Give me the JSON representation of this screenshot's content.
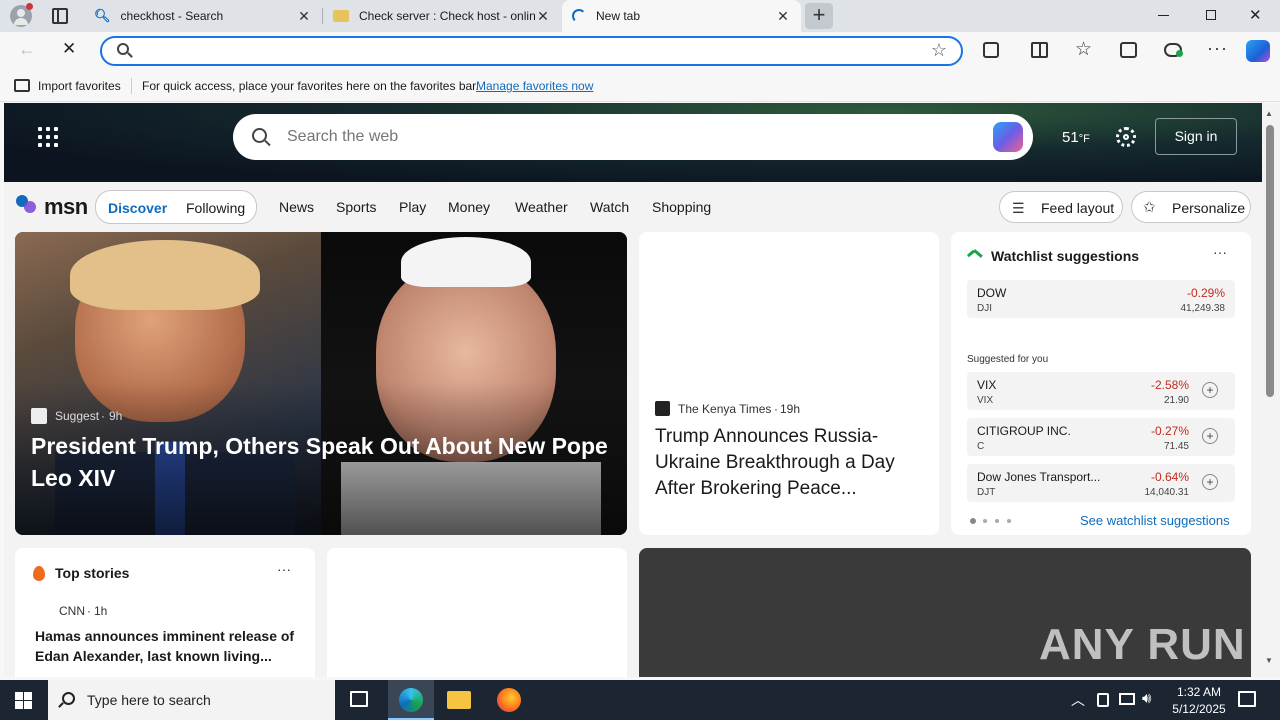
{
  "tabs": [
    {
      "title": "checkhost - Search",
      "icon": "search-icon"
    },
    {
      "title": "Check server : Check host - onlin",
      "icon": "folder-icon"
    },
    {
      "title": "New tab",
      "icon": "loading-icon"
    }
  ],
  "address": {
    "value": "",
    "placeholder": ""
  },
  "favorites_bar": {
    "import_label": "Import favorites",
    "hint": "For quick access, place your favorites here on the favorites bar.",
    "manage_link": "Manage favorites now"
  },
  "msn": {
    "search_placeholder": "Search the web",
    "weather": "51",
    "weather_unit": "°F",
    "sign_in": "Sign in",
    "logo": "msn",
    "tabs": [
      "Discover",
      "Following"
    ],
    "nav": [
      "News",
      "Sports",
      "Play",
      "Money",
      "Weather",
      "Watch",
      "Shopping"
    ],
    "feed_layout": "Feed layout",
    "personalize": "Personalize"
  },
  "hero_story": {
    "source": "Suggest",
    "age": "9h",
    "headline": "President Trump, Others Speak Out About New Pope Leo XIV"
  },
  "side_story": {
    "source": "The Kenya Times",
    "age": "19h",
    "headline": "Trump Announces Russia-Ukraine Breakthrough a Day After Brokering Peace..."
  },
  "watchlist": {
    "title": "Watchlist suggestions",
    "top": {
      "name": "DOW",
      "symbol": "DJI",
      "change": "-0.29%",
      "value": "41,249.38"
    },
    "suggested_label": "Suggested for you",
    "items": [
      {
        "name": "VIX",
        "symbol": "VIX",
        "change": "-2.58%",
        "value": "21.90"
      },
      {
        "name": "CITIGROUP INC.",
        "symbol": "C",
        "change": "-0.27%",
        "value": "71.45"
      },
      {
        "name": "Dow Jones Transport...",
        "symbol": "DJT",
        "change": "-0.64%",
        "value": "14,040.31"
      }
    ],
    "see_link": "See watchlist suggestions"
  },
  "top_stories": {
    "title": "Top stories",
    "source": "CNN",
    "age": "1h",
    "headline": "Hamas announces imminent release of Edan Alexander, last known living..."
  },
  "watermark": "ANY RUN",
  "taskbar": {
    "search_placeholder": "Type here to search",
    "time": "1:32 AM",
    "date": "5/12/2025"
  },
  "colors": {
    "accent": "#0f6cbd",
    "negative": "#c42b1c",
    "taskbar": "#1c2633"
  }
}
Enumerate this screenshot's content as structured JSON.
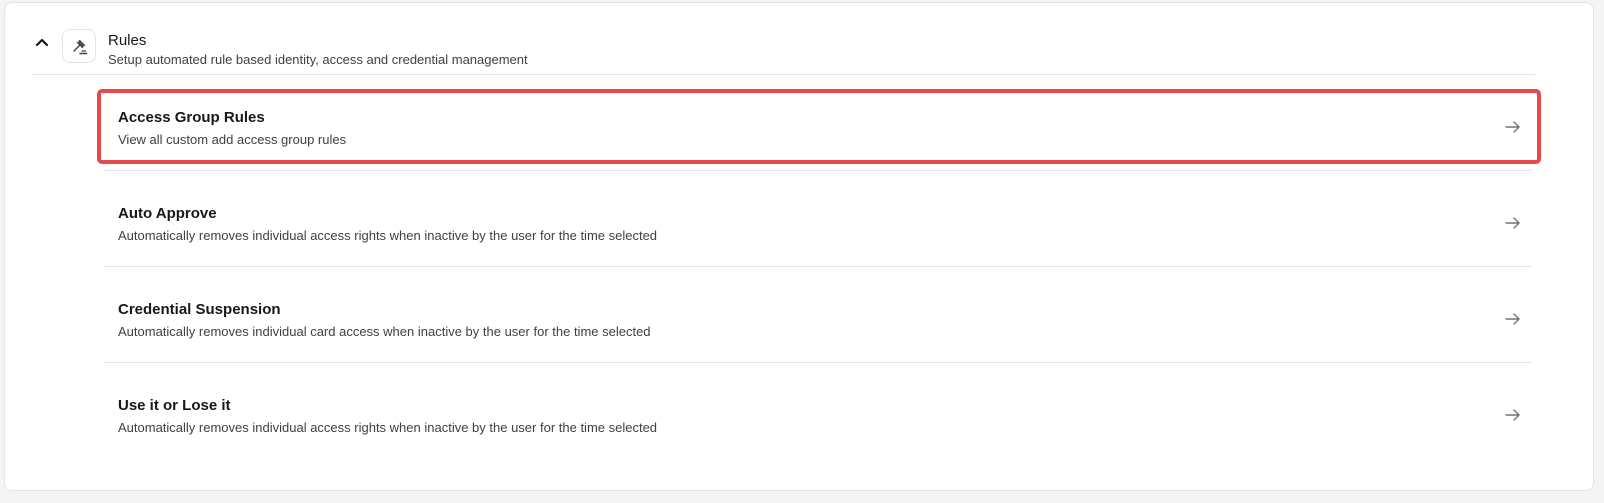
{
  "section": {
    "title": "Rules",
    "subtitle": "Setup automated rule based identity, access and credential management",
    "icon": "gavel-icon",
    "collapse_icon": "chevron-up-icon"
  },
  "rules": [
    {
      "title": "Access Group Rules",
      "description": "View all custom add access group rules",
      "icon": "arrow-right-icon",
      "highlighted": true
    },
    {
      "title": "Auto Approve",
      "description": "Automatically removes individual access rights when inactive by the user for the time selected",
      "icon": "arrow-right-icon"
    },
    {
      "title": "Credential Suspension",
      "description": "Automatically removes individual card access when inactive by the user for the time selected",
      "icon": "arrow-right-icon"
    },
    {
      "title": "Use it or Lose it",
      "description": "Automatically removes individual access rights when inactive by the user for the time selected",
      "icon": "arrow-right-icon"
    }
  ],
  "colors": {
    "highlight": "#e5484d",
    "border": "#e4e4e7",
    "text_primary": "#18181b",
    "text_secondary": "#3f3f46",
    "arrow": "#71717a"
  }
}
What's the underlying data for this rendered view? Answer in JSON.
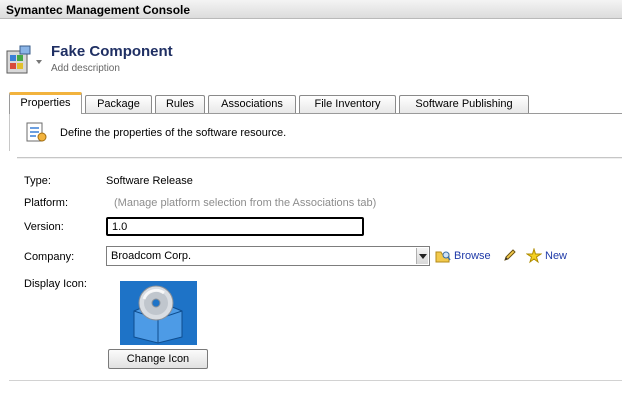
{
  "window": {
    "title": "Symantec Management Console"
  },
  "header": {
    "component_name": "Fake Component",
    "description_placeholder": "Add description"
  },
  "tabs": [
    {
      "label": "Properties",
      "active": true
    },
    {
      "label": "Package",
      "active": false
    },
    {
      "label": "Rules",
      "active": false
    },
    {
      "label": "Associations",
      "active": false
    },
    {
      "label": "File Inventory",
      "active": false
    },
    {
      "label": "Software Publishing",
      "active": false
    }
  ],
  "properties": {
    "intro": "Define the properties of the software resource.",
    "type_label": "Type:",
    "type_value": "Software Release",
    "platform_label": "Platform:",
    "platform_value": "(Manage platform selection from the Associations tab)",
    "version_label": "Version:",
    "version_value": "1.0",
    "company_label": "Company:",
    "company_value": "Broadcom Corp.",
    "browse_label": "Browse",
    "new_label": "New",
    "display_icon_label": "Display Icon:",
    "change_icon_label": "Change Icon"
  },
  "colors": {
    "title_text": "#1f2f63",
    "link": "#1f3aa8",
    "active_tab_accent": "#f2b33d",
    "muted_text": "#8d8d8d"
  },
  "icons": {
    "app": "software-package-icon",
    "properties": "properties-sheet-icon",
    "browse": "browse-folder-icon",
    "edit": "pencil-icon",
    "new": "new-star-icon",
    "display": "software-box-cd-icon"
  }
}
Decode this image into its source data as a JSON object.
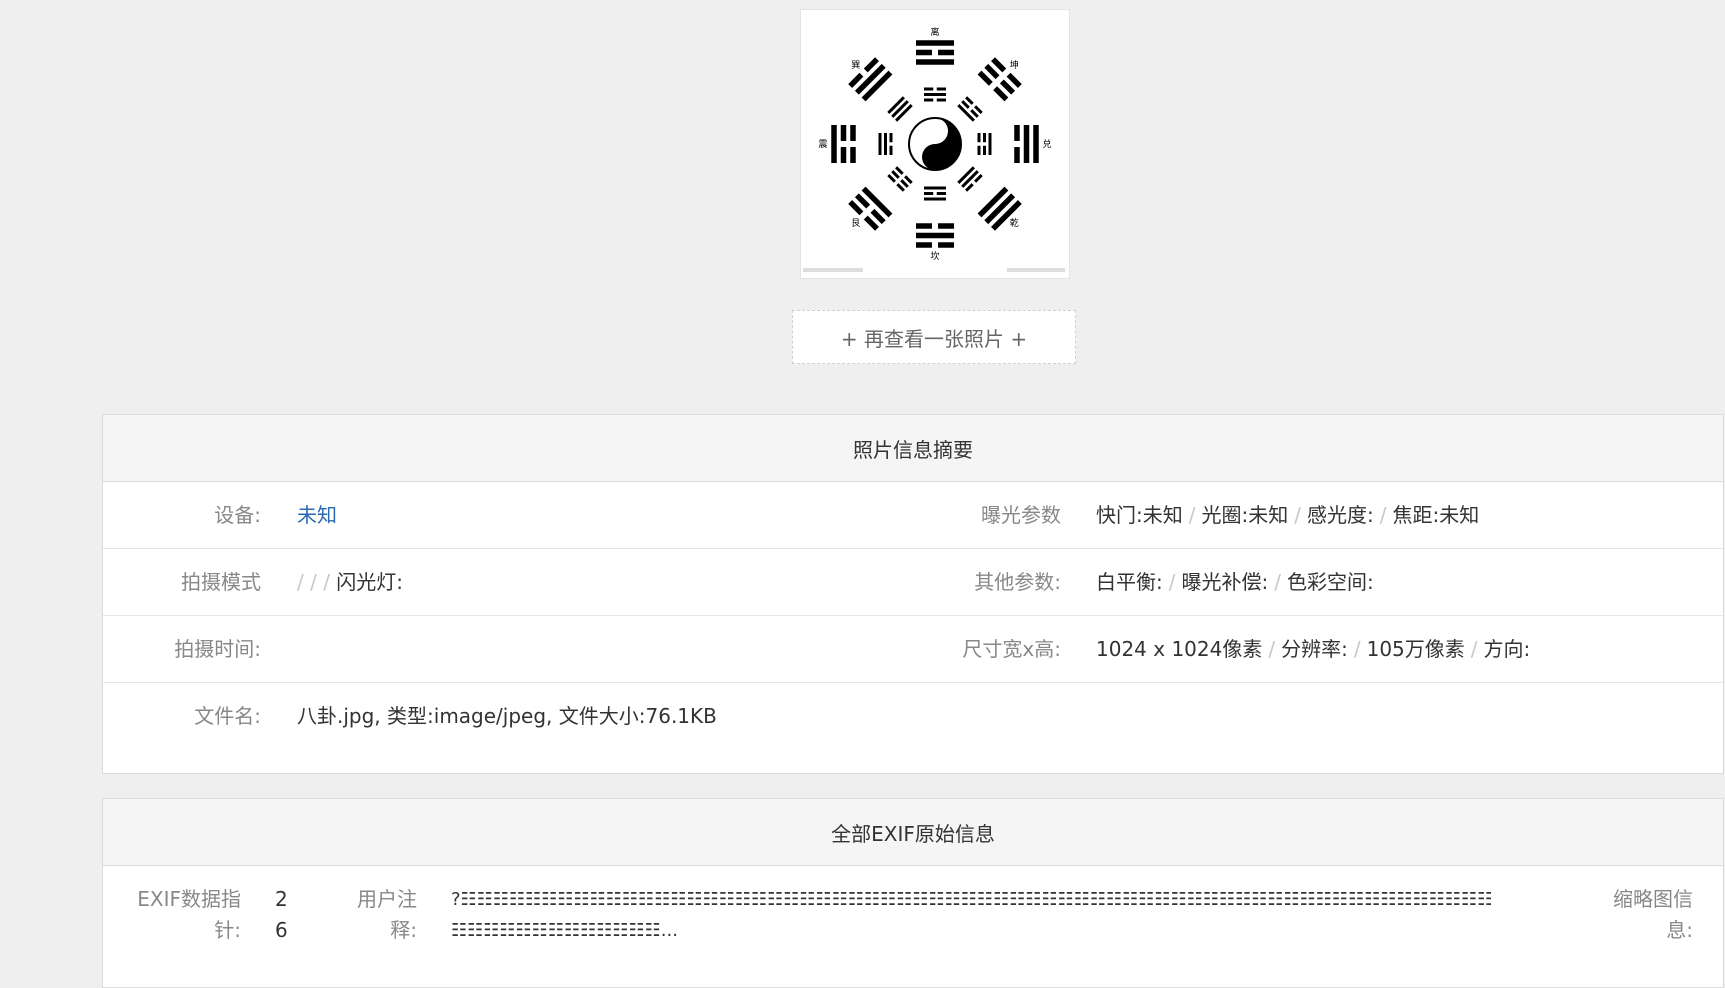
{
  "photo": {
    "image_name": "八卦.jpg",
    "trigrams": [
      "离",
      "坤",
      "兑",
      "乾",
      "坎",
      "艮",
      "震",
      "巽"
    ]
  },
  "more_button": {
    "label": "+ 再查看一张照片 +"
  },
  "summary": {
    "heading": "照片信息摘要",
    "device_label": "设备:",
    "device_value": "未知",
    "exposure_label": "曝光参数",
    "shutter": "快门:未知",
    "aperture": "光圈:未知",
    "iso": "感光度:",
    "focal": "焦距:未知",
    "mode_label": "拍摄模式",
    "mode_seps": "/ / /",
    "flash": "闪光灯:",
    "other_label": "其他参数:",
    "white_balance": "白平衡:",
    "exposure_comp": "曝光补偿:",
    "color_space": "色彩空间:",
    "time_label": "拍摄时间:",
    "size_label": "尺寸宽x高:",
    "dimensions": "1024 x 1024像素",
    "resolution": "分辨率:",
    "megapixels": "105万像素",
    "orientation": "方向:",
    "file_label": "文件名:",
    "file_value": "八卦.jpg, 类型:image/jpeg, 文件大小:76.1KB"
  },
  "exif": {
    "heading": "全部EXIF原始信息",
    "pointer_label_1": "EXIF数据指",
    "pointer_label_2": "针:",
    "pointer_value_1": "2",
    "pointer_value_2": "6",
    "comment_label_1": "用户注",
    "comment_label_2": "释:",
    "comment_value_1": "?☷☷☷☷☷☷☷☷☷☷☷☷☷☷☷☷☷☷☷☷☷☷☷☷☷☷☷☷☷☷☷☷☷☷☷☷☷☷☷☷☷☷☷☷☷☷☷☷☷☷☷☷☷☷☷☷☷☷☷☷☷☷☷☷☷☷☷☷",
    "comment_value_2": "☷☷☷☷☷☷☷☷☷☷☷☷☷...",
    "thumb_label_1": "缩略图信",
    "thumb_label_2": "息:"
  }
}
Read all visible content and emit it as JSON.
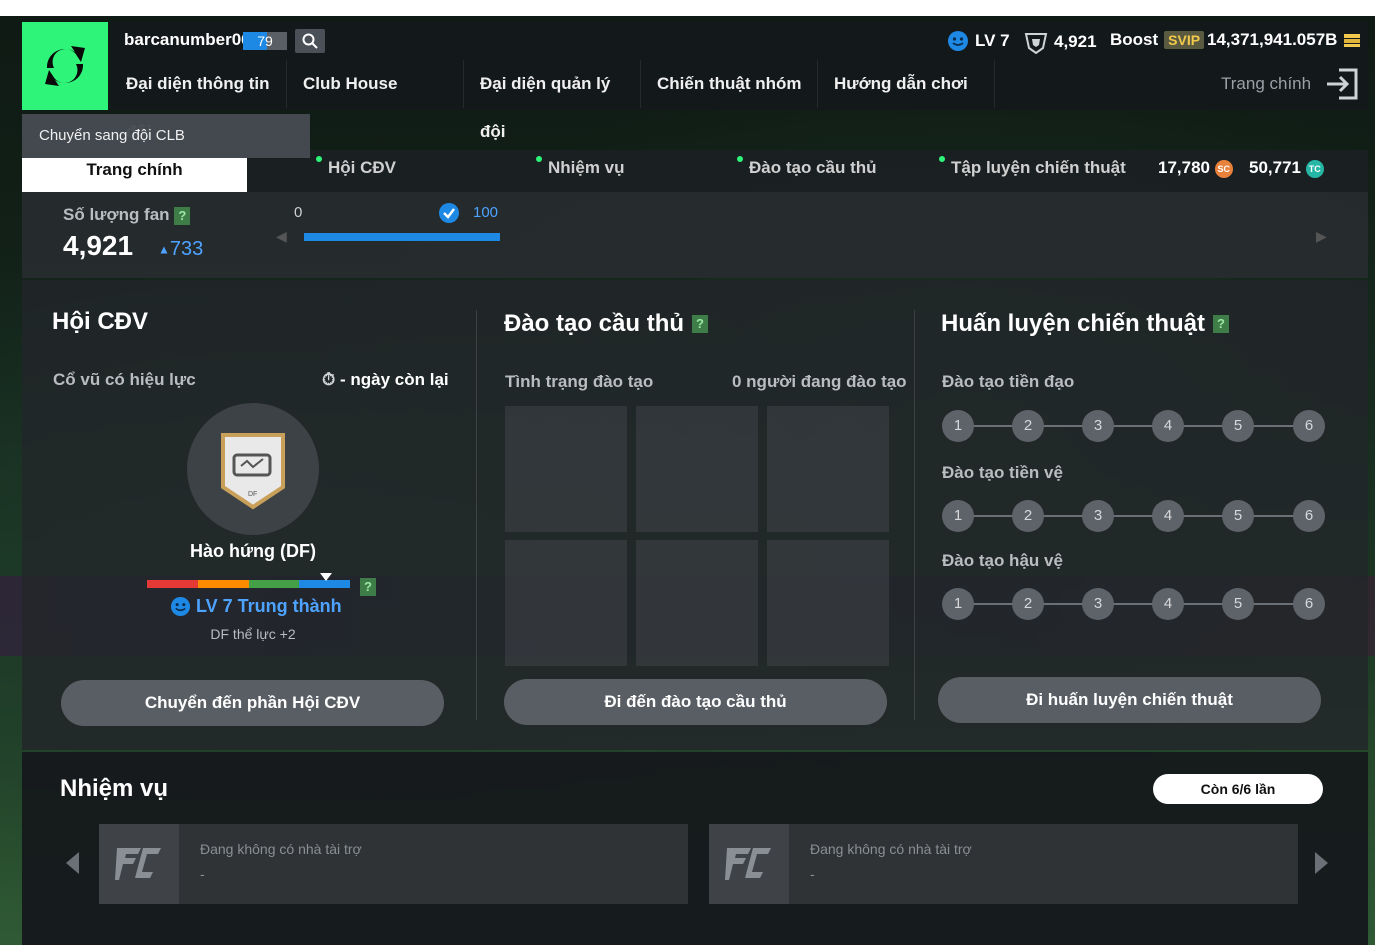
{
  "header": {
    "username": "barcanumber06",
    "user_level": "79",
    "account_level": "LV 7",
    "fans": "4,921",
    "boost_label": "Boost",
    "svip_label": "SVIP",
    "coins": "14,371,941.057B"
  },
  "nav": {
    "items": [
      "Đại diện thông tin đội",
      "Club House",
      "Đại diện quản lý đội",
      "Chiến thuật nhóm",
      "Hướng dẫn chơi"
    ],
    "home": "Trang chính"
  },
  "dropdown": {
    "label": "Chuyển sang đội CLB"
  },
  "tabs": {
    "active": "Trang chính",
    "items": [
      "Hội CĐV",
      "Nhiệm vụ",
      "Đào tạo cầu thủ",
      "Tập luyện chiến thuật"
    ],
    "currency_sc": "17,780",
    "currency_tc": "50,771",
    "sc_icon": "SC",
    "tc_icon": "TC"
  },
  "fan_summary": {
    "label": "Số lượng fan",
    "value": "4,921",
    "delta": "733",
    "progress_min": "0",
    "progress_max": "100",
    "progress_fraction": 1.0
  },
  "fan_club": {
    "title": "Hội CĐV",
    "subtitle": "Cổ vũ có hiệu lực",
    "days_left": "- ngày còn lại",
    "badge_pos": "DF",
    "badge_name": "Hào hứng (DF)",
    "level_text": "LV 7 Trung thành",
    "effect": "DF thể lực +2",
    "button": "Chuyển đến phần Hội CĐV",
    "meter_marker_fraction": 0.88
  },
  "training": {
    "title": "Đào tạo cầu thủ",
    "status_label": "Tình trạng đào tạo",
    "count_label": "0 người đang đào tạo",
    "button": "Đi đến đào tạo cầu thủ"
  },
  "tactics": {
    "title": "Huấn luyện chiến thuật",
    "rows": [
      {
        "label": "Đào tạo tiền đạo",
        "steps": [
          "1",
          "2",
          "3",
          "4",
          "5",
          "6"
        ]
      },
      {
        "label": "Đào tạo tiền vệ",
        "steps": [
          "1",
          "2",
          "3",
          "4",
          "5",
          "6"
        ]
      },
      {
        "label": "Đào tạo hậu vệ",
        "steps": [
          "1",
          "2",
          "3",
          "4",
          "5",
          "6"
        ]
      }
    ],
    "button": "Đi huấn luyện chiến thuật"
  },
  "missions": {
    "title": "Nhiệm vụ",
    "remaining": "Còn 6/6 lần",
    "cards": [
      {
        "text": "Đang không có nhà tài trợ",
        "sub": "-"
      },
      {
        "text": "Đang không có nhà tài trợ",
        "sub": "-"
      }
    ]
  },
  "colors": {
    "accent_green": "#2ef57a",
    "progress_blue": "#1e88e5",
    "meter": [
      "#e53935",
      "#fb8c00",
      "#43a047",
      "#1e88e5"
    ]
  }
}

★ ★ ★ ★ ★ ★ ★

- _Written exercise_: A number is the only answer here: how many lines of the material above contain "symbol"?

- _Output of the exercise_: 4